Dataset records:
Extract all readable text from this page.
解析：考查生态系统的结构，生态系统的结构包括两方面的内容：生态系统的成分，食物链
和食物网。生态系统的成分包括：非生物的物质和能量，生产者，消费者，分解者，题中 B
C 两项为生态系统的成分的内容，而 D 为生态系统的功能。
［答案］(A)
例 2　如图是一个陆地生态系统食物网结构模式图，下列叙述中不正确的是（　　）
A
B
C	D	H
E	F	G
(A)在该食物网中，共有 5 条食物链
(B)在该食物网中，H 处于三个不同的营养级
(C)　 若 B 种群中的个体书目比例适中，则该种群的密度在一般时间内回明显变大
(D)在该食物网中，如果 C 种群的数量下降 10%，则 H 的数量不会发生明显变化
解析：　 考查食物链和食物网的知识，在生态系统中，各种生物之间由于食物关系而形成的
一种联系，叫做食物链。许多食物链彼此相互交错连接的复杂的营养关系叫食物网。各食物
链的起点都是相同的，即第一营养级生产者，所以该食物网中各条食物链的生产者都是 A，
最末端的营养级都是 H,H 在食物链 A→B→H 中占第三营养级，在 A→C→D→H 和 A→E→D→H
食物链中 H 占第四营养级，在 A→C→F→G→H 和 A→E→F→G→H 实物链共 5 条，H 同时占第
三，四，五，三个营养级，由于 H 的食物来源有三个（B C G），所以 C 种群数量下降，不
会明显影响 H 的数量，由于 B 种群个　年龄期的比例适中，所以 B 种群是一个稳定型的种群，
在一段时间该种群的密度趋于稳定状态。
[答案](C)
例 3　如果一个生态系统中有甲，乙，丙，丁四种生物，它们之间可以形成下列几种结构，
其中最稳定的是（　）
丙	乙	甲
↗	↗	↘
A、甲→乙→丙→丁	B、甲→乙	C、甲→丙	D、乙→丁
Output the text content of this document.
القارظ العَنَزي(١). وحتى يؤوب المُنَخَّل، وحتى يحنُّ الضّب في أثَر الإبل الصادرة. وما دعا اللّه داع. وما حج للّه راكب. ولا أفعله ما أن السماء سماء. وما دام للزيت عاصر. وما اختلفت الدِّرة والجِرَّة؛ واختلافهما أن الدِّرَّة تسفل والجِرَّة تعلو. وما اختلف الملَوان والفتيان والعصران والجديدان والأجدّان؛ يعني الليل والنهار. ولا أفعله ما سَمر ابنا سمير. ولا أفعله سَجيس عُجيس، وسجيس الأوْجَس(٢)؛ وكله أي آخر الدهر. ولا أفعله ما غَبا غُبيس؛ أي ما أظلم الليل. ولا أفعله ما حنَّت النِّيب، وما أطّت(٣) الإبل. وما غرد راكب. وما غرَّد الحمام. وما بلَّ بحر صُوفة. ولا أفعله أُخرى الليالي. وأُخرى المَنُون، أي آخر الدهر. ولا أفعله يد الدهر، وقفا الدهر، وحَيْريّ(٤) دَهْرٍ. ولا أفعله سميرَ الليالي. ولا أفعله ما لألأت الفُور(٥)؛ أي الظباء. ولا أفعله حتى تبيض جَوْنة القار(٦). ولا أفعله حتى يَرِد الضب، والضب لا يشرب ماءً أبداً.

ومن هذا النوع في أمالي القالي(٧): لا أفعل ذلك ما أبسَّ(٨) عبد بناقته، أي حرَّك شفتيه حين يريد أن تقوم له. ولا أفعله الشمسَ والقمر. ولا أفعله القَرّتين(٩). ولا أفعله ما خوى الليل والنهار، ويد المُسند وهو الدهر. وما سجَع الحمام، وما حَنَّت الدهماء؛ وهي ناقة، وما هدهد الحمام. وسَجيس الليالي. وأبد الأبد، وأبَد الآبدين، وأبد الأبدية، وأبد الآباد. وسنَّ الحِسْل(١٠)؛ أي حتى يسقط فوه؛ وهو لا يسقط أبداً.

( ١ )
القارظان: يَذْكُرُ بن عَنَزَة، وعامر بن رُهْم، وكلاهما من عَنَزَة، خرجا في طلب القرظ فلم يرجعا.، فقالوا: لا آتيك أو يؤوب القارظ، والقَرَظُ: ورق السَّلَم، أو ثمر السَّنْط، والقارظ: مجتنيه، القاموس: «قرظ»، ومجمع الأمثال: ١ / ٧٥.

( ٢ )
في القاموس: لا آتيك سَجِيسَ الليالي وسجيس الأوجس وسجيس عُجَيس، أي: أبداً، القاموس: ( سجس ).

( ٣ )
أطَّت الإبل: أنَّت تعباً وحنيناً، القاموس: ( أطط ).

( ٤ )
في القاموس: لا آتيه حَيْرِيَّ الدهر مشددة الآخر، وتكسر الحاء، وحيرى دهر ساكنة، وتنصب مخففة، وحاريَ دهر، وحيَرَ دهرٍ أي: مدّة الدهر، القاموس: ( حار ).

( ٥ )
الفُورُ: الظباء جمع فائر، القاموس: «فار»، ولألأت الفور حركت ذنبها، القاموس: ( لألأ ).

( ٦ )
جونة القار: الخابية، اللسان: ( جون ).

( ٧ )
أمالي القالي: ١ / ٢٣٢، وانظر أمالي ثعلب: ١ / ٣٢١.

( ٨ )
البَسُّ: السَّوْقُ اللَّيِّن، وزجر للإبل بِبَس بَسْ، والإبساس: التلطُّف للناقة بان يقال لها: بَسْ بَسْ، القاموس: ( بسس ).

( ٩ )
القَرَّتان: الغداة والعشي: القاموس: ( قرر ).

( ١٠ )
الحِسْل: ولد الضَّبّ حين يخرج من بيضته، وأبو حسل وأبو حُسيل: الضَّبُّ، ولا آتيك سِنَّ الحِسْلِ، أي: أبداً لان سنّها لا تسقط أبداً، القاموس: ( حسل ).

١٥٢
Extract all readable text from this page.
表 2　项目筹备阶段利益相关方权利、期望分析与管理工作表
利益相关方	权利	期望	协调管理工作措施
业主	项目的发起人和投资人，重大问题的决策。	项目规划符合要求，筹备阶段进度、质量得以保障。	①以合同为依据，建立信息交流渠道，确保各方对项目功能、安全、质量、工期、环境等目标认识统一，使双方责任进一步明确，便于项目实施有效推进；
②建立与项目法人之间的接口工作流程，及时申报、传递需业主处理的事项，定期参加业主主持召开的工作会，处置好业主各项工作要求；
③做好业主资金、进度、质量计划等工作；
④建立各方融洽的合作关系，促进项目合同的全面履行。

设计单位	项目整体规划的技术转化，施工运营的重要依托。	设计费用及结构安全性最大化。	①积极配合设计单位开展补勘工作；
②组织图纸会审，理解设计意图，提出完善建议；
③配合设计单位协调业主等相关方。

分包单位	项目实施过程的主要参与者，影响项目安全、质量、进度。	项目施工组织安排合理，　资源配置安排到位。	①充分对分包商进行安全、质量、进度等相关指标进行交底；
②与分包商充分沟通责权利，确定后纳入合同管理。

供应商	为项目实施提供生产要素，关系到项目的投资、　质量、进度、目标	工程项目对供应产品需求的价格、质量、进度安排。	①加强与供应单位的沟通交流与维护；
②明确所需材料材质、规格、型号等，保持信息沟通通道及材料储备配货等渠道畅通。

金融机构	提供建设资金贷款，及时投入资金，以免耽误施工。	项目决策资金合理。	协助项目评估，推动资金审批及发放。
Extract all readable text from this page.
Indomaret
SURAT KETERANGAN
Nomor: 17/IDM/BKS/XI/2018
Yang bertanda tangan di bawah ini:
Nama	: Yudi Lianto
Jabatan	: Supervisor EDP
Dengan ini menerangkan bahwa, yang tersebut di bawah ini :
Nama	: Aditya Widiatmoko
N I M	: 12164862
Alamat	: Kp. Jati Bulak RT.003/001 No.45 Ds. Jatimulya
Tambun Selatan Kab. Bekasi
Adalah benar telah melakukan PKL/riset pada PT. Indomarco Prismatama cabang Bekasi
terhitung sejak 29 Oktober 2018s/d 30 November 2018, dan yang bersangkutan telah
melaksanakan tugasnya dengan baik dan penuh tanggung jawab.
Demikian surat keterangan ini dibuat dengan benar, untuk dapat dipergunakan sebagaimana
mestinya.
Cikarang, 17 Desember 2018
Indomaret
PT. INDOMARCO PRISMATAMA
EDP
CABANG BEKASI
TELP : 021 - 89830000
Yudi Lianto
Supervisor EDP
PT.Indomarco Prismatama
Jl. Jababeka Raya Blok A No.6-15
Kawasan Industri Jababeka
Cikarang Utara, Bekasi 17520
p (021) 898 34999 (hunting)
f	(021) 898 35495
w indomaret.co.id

Task to carry out:
Pull out every line of the records that includes the string "آتيك".

Written answer:
القارظان: يَذْكُرُ بن عَنَزَة، وعامر بن رُهْم، وكلاهما من عَنَزَة، خرجا في طلب القرظ فلم يرجعا.، فقالوا: لا آتيك أو يؤوب القارظ، والقَرَظُ: ورق السَّلَم، أو ثمر السَّنْط، والقارظ: مجتنيه، القاموس: «قرظ»، ومجمع الأمثال: ١ / ٧٥.
في القاموس: لا آتيك سَجِيسَ الليالي وسجيس الأوجس وسجيس عُجَيس، أي: أبداً، القاموس: ( سجس ).
الحِسْل: ولد الضَّبّ حين يخرج من بيضته، وأبو حسل وأبو حُسيل: الضَّبُّ، ولا آتيك سِنَّ الحِسْلِ، أي: أبداً لان سنّها لا تسقط أبداً، القاموس: ( حسل ).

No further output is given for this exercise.